Data to process:
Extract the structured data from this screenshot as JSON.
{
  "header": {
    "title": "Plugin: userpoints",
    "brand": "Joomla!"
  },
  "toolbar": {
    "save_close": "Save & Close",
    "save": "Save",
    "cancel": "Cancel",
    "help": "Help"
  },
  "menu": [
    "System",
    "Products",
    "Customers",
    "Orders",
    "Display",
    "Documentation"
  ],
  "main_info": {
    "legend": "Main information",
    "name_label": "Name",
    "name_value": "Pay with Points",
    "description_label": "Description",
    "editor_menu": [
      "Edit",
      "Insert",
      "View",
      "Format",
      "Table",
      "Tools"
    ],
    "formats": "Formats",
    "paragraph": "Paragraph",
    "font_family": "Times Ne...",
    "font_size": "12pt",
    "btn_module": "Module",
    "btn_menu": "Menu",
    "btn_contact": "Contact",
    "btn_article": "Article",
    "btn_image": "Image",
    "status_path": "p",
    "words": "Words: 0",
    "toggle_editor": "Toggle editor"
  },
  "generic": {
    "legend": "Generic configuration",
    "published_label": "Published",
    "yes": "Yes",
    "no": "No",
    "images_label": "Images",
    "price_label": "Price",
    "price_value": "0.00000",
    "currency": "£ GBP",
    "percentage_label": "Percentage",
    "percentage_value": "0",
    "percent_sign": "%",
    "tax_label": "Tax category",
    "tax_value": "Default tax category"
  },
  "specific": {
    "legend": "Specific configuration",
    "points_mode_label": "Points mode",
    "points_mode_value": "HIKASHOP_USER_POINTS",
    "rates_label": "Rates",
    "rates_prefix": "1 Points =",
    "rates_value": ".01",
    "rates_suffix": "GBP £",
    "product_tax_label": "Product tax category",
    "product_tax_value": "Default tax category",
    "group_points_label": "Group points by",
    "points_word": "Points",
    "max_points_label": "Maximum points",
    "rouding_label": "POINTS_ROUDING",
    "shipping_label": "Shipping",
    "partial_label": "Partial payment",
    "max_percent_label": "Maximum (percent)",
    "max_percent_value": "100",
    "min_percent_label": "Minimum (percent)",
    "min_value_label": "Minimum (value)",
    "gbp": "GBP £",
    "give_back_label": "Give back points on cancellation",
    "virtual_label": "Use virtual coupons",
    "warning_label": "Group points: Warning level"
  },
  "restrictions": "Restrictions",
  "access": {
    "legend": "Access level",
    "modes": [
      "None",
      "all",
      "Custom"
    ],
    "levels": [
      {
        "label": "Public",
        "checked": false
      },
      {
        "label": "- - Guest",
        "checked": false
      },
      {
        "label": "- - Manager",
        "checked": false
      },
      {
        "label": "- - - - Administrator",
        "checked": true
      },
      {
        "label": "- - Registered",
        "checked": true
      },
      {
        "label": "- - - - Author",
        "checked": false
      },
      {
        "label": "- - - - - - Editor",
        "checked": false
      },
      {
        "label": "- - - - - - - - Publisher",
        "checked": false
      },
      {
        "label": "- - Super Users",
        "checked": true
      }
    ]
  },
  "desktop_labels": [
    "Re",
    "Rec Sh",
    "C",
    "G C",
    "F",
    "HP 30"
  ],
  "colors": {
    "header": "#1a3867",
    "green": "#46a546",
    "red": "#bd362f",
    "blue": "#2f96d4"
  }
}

Written request:
Output all of the data again, exactly.

Answer:
Extract the structured data from this screenshot as JSON.
{
  "header": {
    "title": "Plugin: userpoints",
    "brand": "Joomla!"
  },
  "toolbar": {
    "save_close": "Save & Close",
    "save": "Save",
    "cancel": "Cancel",
    "help": "Help"
  },
  "menu": [
    "System",
    "Products",
    "Customers",
    "Orders",
    "Display",
    "Documentation"
  ],
  "main_info": {
    "legend": "Main information",
    "name_label": "Name",
    "name_value": "Pay with Points",
    "description_label": "Description",
    "editor_menu": [
      "Edit",
      "Insert",
      "View",
      "Format",
      "Table",
      "Tools"
    ],
    "formats": "Formats",
    "paragraph": "Paragraph",
    "font_family": "Times Ne...",
    "font_size": "12pt",
    "btn_module": "Module",
    "btn_menu": "Menu",
    "btn_contact": "Contact",
    "btn_article": "Article",
    "btn_image": "Image",
    "status_path": "p",
    "words": "Words: 0",
    "toggle_editor": "Toggle editor"
  },
  "generic": {
    "legend": "Generic configuration",
    "published_label": "Published",
    "yes": "Yes",
    "no": "No",
    "images_label": "Images",
    "price_label": "Price",
    "price_value": "0.00000",
    "currency": "£ GBP",
    "percentage_label": "Percentage",
    "percentage_value": "0",
    "percent_sign": "%",
    "tax_label": "Tax category",
    "tax_value": "Default tax category"
  },
  "specific": {
    "legend": "Specific configuration",
    "points_mode_label": "Points mode",
    "points_mode_value": "HIKASHOP_USER_POINTS",
    "rates_label": "Rates",
    "rates_prefix": "1 Points =",
    "rates_value": ".01",
    "rates_suffix": "GBP £",
    "product_tax_label": "Product tax category",
    "product_tax_value": "Default tax category",
    "group_points_label": "Group points by",
    "points_word": "Points",
    "max_points_label": "Maximum points",
    "rouding_label": "POINTS_ROUDING",
    "shipping_label": "Shipping",
    "partial_label": "Partial payment",
    "max_percent_label": "Maximum (percent)",
    "max_percent_value": "100",
    "min_percent_label": "Minimum (percent)",
    "min_value_label": "Minimum (value)",
    "gbp": "GBP £",
    "give_back_label": "Give back points on cancellation",
    "virtual_label": "Use virtual coupons",
    "warning_label": "Group points: Warning level"
  },
  "restrictions": "Restrictions",
  "access": {
    "legend": "Access level",
    "modes": [
      "None",
      "all",
      "Custom"
    ],
    "levels": [
      {
        "label": "Public",
        "checked": false
      },
      {
        "label": "- - Guest",
        "checked": false
      },
      {
        "label": "- - Manager",
        "checked": false
      },
      {
        "label": "- - - - Administrator",
        "checked": true
      },
      {
        "label": "- - Registered",
        "checked": true
      },
      {
        "label": "- - - - Author",
        "checked": false
      },
      {
        "label": "- - - - - - Editor",
        "checked": false
      },
      {
        "label": "- - - - - - - - Publisher",
        "checked": false
      },
      {
        "label": "- - Super Users",
        "checked": true
      }
    ]
  },
  "desktop_labels": [
    "Re",
    "Rec Sh",
    "C",
    "G C",
    "F",
    "HP 30"
  ],
  "colors": {
    "header": "#1a3867",
    "green": "#46a546",
    "red": "#bd362f",
    "blue": "#2f96d4"
  }
}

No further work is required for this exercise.